/---

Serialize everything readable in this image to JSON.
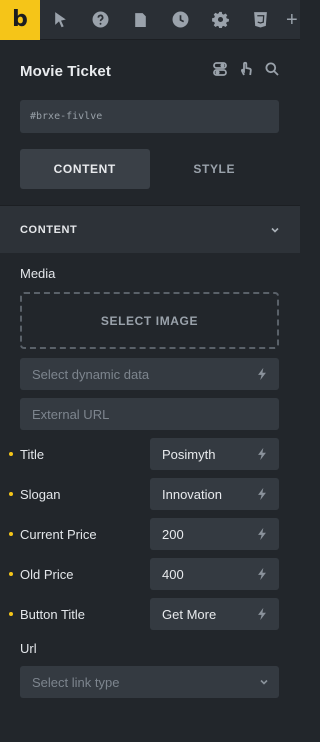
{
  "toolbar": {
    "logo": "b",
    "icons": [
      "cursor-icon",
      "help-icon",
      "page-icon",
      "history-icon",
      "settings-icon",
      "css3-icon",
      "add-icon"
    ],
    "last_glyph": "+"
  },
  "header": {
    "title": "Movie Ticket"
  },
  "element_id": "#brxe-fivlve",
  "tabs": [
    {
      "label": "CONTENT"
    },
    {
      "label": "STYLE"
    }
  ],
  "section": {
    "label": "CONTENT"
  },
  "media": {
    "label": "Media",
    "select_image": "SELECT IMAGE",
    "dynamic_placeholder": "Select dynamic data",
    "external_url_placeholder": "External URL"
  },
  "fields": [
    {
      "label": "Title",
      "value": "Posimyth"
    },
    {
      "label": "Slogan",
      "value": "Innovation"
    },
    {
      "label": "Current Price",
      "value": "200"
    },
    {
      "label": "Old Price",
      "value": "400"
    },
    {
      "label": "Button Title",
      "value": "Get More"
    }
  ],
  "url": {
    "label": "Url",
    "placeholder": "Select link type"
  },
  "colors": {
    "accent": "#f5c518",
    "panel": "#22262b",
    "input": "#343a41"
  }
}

\---

> [Written instruction]:
Identify each line holding the string "value", and copy it out.

> [Reply to the task]:
      "value": "Posimyth"
      "value": "Innovation"
      "value": "200"
      "value": "400"
      "value": "Get More"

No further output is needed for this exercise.